■ **THE INPUT**
────

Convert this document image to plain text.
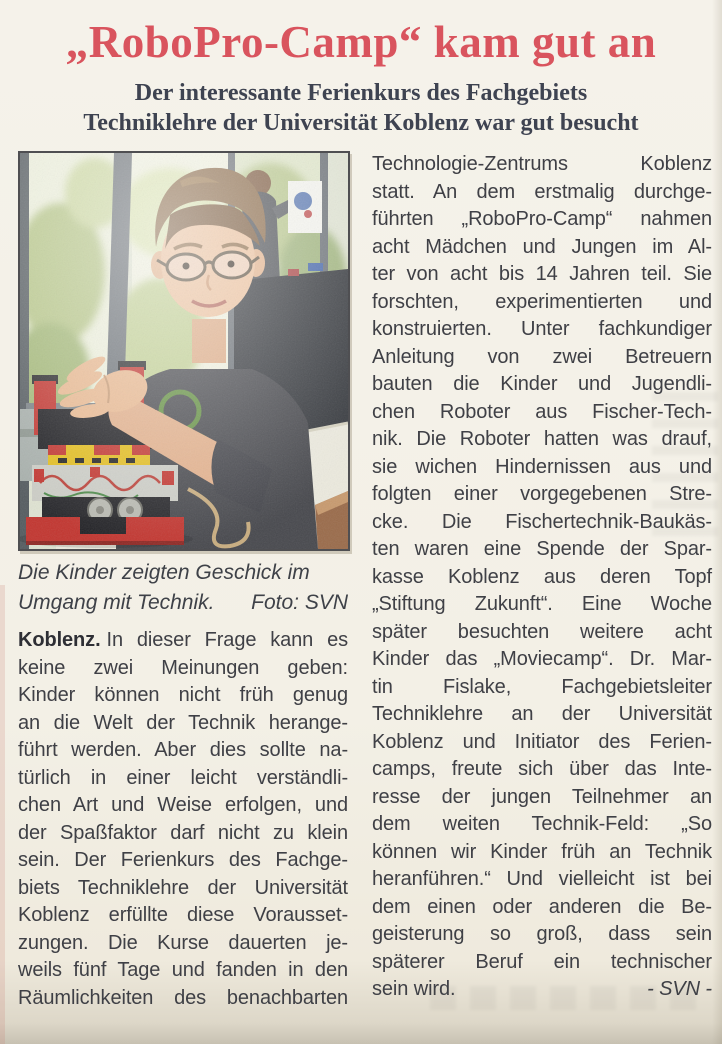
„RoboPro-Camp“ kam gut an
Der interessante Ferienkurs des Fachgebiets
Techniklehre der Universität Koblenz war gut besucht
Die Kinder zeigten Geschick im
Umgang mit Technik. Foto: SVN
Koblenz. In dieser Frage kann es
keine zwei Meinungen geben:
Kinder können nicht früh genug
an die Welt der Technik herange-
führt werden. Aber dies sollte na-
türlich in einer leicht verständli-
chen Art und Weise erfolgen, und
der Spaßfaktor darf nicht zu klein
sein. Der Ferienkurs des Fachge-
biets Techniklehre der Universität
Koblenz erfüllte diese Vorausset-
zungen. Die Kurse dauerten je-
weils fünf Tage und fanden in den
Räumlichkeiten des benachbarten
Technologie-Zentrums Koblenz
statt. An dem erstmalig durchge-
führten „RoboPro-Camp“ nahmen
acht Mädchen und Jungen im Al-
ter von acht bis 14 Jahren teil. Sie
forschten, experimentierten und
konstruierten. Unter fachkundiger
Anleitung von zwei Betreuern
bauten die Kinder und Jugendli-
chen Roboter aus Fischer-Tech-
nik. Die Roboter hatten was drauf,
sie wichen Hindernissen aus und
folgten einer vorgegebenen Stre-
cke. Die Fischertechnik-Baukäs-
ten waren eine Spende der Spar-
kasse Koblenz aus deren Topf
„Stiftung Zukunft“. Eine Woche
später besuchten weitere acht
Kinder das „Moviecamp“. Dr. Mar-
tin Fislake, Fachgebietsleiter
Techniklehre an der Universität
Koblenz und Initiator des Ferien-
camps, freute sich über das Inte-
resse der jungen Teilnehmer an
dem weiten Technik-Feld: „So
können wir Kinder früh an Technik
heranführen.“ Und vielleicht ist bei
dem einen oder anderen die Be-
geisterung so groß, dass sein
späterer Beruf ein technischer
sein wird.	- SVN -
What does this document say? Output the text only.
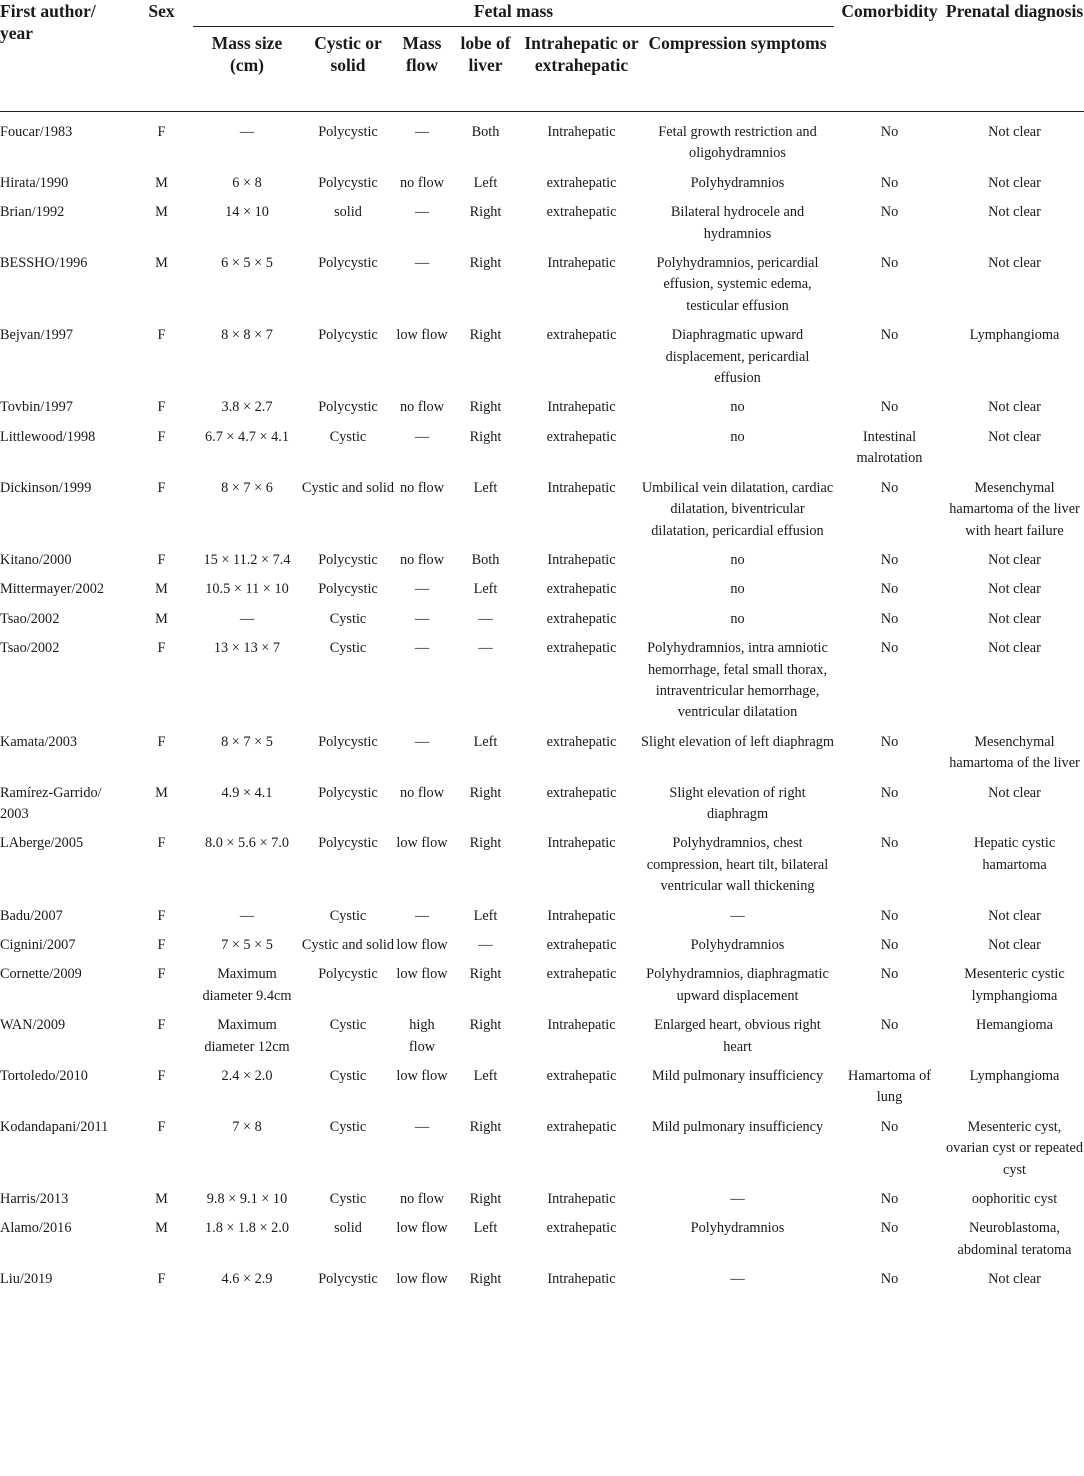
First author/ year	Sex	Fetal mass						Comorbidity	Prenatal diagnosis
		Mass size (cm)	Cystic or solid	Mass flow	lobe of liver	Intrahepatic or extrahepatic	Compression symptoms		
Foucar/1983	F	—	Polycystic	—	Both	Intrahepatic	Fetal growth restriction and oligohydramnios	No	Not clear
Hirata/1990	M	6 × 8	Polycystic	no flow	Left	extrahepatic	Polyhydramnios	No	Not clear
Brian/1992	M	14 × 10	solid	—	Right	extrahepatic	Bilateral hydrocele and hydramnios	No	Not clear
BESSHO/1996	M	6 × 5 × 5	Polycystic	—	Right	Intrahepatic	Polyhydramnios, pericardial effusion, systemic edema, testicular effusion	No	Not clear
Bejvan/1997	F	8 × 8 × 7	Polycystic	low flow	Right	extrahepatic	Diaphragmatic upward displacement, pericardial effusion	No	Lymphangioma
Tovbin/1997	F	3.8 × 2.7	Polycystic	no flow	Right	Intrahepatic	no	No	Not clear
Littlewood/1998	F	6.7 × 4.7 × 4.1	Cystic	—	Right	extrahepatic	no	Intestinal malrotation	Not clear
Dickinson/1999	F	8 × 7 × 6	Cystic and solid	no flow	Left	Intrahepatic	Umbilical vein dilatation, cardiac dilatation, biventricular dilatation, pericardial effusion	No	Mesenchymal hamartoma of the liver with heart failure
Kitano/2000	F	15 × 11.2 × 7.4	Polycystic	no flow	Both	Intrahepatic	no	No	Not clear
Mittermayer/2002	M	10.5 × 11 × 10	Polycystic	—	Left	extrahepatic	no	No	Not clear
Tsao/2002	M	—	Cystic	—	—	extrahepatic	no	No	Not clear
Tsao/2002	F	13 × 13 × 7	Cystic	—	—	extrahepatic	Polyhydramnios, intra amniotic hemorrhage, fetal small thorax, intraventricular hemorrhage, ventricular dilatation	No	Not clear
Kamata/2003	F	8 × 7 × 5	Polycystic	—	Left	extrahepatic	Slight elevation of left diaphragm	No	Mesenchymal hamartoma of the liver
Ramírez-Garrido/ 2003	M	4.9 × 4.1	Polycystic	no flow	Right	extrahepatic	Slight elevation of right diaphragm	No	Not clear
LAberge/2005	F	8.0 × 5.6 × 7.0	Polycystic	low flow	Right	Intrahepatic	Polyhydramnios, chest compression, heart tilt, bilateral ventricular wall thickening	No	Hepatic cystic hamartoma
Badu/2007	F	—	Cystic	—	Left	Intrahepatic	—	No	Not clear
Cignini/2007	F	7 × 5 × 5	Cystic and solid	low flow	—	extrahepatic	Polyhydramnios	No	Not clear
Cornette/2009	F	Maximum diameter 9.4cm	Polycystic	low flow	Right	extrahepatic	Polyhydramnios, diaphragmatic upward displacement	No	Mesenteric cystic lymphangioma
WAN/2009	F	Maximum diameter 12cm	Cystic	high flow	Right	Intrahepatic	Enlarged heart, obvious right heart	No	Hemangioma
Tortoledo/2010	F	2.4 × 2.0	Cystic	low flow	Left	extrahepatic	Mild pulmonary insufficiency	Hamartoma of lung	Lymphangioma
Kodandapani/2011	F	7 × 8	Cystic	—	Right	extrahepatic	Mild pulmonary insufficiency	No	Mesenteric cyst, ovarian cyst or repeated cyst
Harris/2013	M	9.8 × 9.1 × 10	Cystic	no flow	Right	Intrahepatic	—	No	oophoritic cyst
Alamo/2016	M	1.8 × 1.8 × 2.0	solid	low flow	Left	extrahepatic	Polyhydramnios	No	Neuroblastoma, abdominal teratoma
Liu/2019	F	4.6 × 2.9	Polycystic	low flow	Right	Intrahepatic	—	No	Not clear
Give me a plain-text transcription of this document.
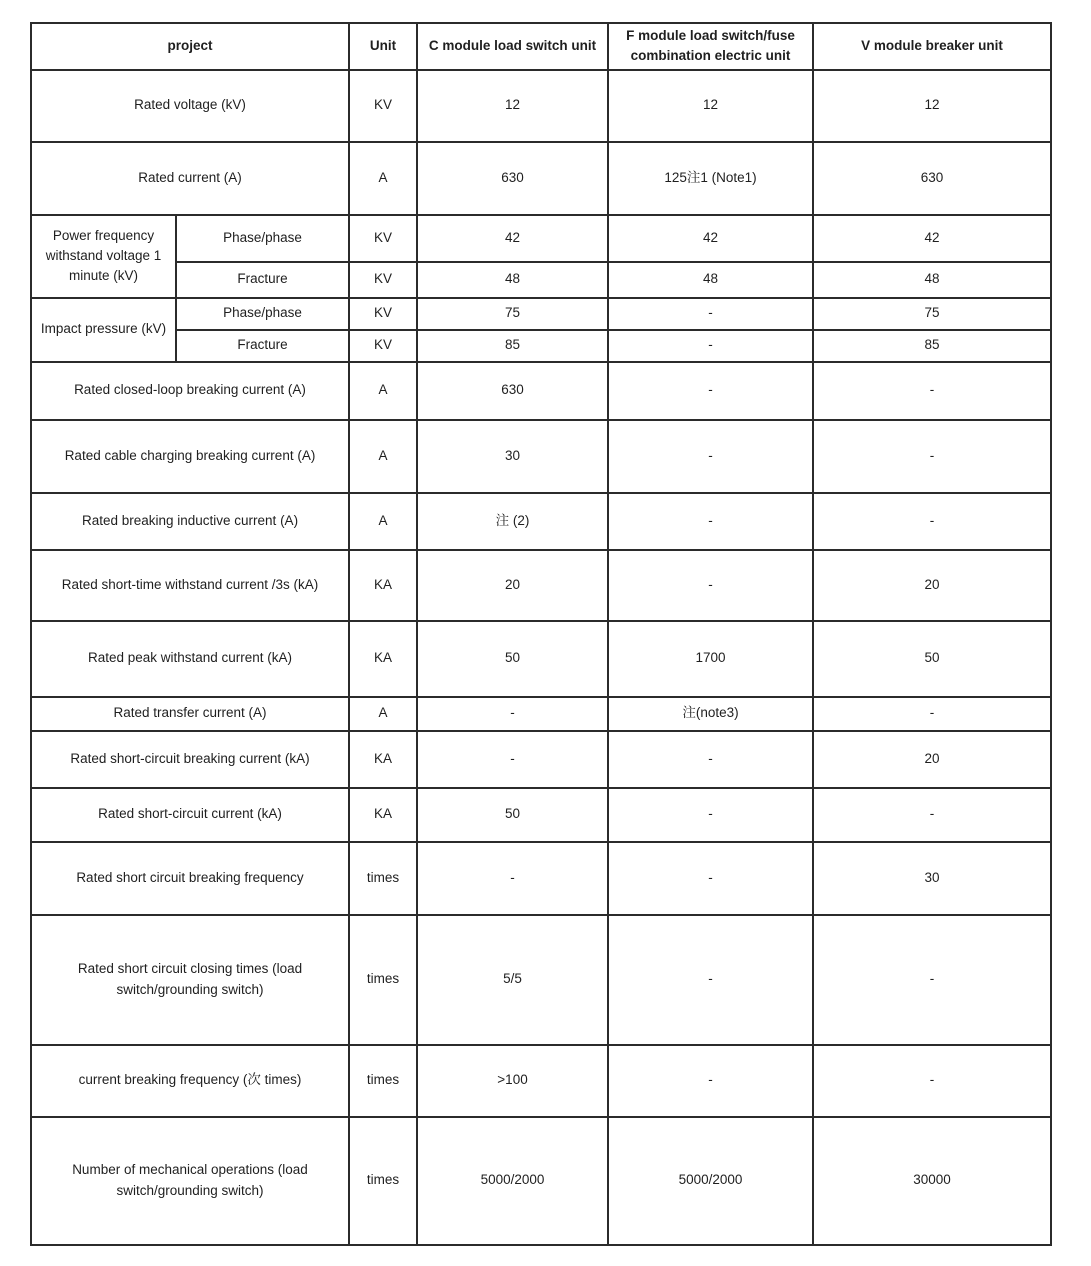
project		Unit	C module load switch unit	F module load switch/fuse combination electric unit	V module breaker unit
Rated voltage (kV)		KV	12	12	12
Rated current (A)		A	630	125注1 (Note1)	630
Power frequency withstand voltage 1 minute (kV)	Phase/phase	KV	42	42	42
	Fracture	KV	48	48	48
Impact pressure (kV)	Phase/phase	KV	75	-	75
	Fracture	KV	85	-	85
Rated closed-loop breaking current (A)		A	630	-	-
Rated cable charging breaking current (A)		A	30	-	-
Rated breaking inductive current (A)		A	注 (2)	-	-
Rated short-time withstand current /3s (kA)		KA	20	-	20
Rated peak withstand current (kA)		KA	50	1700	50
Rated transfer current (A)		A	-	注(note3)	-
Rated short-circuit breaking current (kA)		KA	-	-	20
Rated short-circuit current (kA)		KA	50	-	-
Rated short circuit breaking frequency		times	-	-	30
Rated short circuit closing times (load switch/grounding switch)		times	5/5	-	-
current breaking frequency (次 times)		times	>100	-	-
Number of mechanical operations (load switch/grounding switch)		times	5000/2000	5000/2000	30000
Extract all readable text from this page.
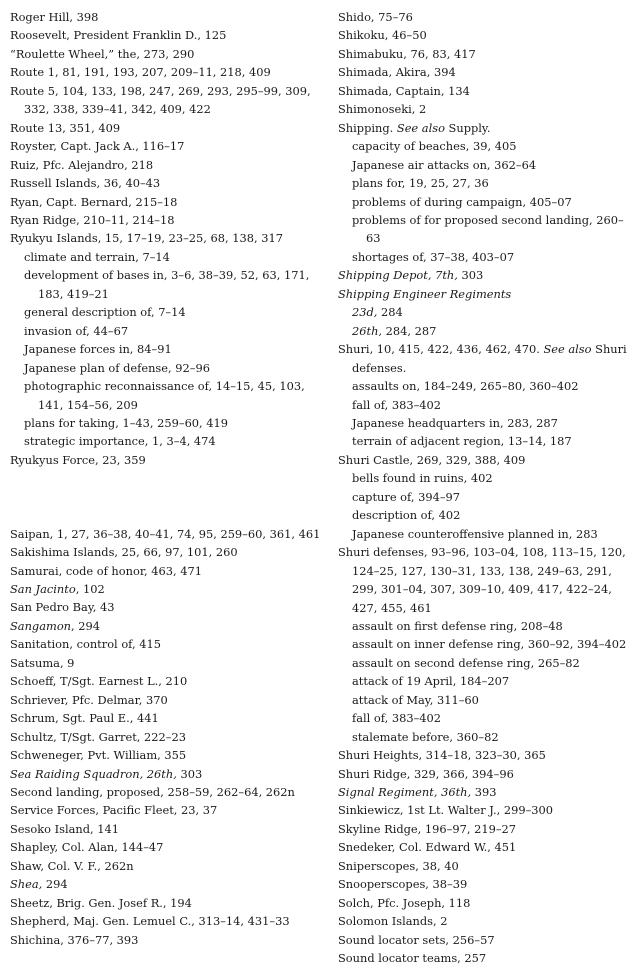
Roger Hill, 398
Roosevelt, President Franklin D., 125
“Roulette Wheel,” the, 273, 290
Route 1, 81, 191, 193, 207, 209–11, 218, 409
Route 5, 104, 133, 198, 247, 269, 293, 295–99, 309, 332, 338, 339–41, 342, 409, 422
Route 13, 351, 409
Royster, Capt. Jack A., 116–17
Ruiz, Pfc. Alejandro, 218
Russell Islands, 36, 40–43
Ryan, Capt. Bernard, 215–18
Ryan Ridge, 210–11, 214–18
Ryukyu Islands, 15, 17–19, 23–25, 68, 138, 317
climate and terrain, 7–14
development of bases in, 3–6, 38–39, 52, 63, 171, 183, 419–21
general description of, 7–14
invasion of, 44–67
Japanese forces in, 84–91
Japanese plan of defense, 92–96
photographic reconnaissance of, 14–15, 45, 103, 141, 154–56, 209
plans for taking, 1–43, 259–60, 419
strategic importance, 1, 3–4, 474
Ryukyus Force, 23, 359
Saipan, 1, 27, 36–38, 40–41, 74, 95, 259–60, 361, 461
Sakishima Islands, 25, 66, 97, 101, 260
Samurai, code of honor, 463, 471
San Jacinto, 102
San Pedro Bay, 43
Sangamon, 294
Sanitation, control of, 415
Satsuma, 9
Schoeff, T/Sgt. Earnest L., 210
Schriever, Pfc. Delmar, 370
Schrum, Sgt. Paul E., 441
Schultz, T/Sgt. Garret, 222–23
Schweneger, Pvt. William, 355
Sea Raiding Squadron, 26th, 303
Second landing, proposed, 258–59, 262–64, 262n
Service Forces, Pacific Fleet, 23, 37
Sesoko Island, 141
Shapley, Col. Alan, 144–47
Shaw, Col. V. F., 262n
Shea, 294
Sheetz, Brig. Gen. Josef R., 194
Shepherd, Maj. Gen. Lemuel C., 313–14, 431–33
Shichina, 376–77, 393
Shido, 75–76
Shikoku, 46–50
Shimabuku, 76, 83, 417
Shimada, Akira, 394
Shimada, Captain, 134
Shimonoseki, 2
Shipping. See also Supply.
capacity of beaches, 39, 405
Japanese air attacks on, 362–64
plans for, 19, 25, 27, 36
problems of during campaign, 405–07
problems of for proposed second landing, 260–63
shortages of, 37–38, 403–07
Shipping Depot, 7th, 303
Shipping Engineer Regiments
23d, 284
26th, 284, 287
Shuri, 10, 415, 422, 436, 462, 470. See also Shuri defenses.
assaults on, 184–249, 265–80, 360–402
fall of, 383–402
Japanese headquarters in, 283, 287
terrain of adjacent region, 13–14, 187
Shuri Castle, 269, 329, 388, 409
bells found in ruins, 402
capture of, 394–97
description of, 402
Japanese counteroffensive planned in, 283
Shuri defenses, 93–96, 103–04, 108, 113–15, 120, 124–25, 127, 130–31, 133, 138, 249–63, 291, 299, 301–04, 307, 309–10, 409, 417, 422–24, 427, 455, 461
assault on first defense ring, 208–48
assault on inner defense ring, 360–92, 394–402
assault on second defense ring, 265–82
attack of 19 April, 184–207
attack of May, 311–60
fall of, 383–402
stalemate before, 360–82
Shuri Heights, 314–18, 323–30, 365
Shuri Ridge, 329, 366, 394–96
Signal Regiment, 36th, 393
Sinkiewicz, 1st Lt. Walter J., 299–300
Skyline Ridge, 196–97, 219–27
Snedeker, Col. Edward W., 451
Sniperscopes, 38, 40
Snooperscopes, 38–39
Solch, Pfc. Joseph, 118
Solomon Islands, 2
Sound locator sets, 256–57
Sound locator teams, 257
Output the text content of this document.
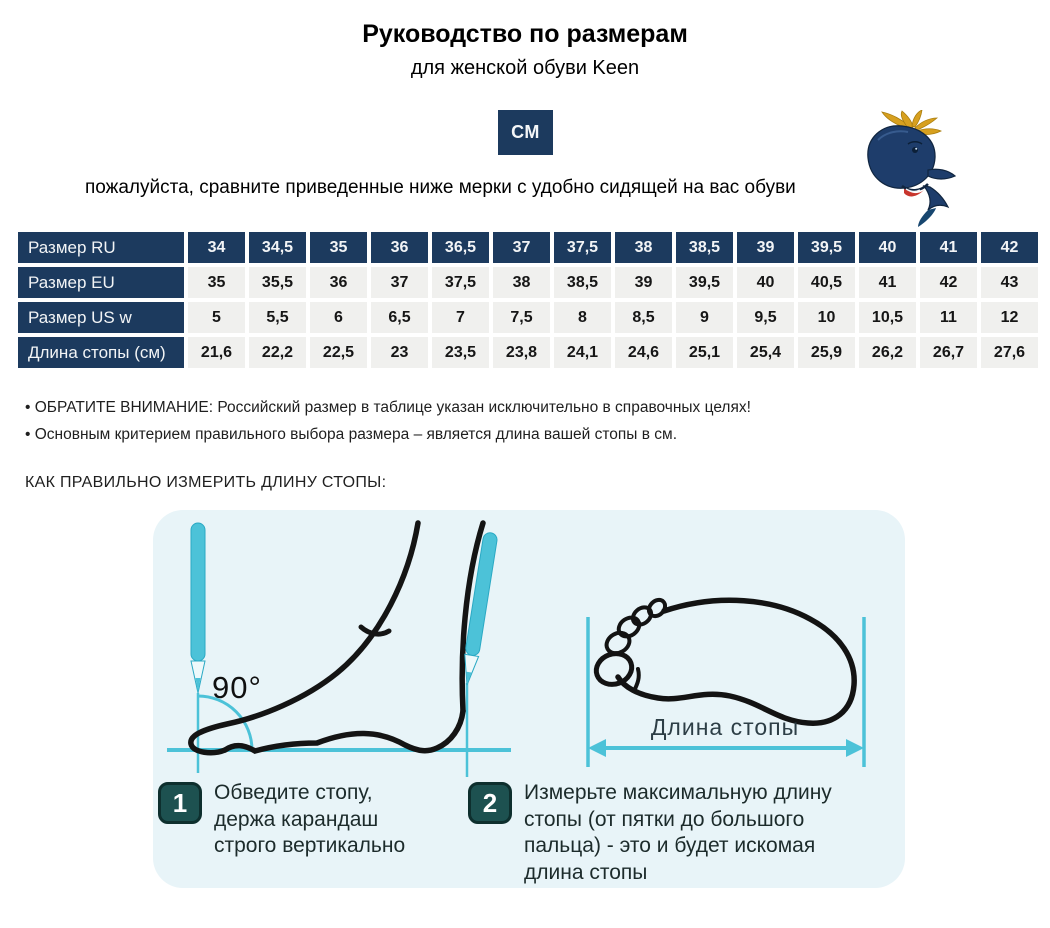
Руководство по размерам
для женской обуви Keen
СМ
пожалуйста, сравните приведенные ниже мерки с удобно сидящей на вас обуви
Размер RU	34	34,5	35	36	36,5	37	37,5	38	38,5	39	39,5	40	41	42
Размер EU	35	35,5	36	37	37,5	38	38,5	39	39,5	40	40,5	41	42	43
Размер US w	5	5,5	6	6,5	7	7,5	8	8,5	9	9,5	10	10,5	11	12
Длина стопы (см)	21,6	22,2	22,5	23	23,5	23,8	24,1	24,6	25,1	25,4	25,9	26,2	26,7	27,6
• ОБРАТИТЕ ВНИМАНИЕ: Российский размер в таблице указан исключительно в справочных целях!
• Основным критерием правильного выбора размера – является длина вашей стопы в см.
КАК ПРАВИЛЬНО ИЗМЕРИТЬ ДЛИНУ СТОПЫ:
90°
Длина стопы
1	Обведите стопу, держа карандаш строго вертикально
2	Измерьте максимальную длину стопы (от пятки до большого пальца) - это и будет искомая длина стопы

────

■ **TASK BRIEF**
Write down every line of the data above that includes the string "können".

■ **THE RESULT**
Kinder können nicht früh genug
können wir Kinder früh an Technik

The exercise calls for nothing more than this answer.